--- START OF LISTING ---

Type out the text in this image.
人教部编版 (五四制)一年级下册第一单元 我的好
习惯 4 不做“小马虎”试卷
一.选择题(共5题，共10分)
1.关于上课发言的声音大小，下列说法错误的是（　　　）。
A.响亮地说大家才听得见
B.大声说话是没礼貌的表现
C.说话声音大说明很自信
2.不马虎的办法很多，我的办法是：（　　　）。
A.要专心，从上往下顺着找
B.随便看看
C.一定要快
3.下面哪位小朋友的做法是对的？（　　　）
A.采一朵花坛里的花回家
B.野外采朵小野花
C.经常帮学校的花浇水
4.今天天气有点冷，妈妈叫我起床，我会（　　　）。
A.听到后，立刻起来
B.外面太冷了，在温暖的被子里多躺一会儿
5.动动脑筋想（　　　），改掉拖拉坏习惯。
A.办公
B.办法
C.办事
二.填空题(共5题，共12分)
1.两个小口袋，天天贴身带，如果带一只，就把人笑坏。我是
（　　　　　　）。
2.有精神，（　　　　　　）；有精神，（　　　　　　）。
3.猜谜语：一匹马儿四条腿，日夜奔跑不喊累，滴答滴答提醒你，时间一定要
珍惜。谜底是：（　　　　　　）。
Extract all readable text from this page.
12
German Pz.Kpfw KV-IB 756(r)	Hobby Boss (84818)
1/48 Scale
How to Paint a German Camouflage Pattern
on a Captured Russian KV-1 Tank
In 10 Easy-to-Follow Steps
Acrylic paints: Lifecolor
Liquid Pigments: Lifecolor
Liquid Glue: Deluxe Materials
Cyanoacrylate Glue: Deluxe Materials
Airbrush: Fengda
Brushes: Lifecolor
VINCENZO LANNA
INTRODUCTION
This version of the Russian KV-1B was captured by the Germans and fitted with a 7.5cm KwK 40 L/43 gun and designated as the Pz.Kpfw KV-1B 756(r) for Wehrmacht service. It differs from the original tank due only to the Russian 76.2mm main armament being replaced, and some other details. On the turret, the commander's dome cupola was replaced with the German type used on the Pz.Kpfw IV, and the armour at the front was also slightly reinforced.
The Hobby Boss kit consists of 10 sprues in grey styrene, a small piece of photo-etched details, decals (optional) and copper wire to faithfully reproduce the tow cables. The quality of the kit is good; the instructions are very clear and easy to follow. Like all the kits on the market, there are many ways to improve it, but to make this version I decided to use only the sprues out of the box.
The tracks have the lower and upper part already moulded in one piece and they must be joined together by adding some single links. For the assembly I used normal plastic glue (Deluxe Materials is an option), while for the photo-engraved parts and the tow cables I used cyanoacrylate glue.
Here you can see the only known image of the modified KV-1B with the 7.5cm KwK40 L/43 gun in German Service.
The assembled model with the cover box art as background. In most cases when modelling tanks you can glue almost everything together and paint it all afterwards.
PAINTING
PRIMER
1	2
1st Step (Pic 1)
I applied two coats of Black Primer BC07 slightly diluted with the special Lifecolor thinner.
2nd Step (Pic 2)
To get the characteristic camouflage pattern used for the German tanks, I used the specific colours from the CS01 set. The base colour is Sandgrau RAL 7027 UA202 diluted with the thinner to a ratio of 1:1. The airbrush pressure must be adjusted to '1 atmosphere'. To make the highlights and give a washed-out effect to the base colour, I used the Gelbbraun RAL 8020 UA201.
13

--- END OF LISTING ---

* **GOAL**:
Using the listing above, reproduce each line without omission.

* **RESPONSE TO THIS TASK**:
Type out the text in this image.
人教部编版 (五四制)一年级下册第一单元 我的好
习惯 4 不做“小马虎”试卷
一.选择题(共5题，共10分)
1.关于上课发言的声音大小，下列说法错误的是（　　　）。
A.响亮地说大家才听得见
B.大声说话是没礼貌的表现
C.说话声音大说明很自信
2.不马虎的办法很多，我的办法是：（　　　）。
A.要专心，从上往下顺着找
B.随便看看
C.一定要快
3.下面哪位小朋友的做法是对的？（　　　）
A.采一朵花坛里的花回家
B.野外采朵小野花
C.经常帮学校的花浇水
4.今天天气有点冷，妈妈叫我起床，我会（　　　）。
A.听到后，立刻起来
B.外面太冷了，在温暖的被子里多躺一会儿
5.动动脑筋想（　　　），改掉拖拉坏习惯。
A.办公
B.办法
C.办事
二.填空题(共5题，共12分)
1.两个小口袋，天天贴身带，如果带一只，就把人笑坏。我是
（　　　　　　）。
2.有精神，（　　　　　　）；有精神，（　　　　　　）。
3.猜谜语：一匹马儿四条腿，日夜奔跑不喊累，滴答滴答提醒你，时间一定要
珍惜。谜底是：（　　　　　　）。
Extract all readable text from this page.
12
German Pz.Kpfw KV-IB 756(r)	Hobby Boss (84818)
1/48 Scale
How to Paint a German Camouflage Pattern
on a Captured Russian KV-1 Tank
In 10 Easy-to-Follow Steps
Acrylic paints: Lifecolor
Liquid Pigments: Lifecolor
Liquid Glue: Deluxe Materials
Cyanoacrylate Glue: Deluxe Materials
Airbrush: Fengda
Brushes: Lifecolor
VINCENZO LANNA
INTRODUCTION
This version of the Russian KV-1B was captured by the Germans and fitted with a 7.5cm KwK 40 L/43 gun and designated as the Pz.Kpfw KV-1B 756(r) for Wehrmacht service. It differs from the original tank due only to the Russian 76.2mm main armament being replaced, and some other details. On the turret, the commander's dome cupola was replaced with the German type used on the Pz.Kpfw IV, and the armour at the front was also slightly reinforced.
The Hobby Boss kit consists of 10 sprues in grey styrene, a small piece of photo-etched details, decals (optional) and copper wire to faithfully reproduce the tow cables. The quality of the kit is good; the instructions are very clear and easy to follow. Like all the kits on the market, there are many ways to improve it, but to make this version I decided to use only the sprues out of the box.
The tracks have the lower and upper part already moulded in one piece and they must be joined together by adding some single links. For the assembly I used normal plastic glue (Deluxe Materials is an option), while for the photo-engraved parts and the tow cables I used cyanoacrylate glue.
Here you can see the only known image of the modified KV-1B with the 7.5cm KwK40 L/43 gun in German Service.
The assembled model with the cover box art as background. In most cases when modelling tanks you can glue almost everything together and paint it all afterwards.
PAINTING
PRIMER
1	2
1st Step (Pic 1)
I applied two coats of Black Primer BC07 slightly diluted with the special Lifecolor thinner.
2nd Step (Pic 2)
To get the characteristic camouflage pattern used for the German tanks, I used the specific colours from the CS01 set. The base colour is Sandgrau RAL 7027 UA202 diluted with the thinner to a ratio of 1:1. The airbrush pressure must be adjusted to '1 atmosphere'. To make the highlights and give a washed-out effect to the base colour, I used the Gelbbraun RAL 8020 UA201.
13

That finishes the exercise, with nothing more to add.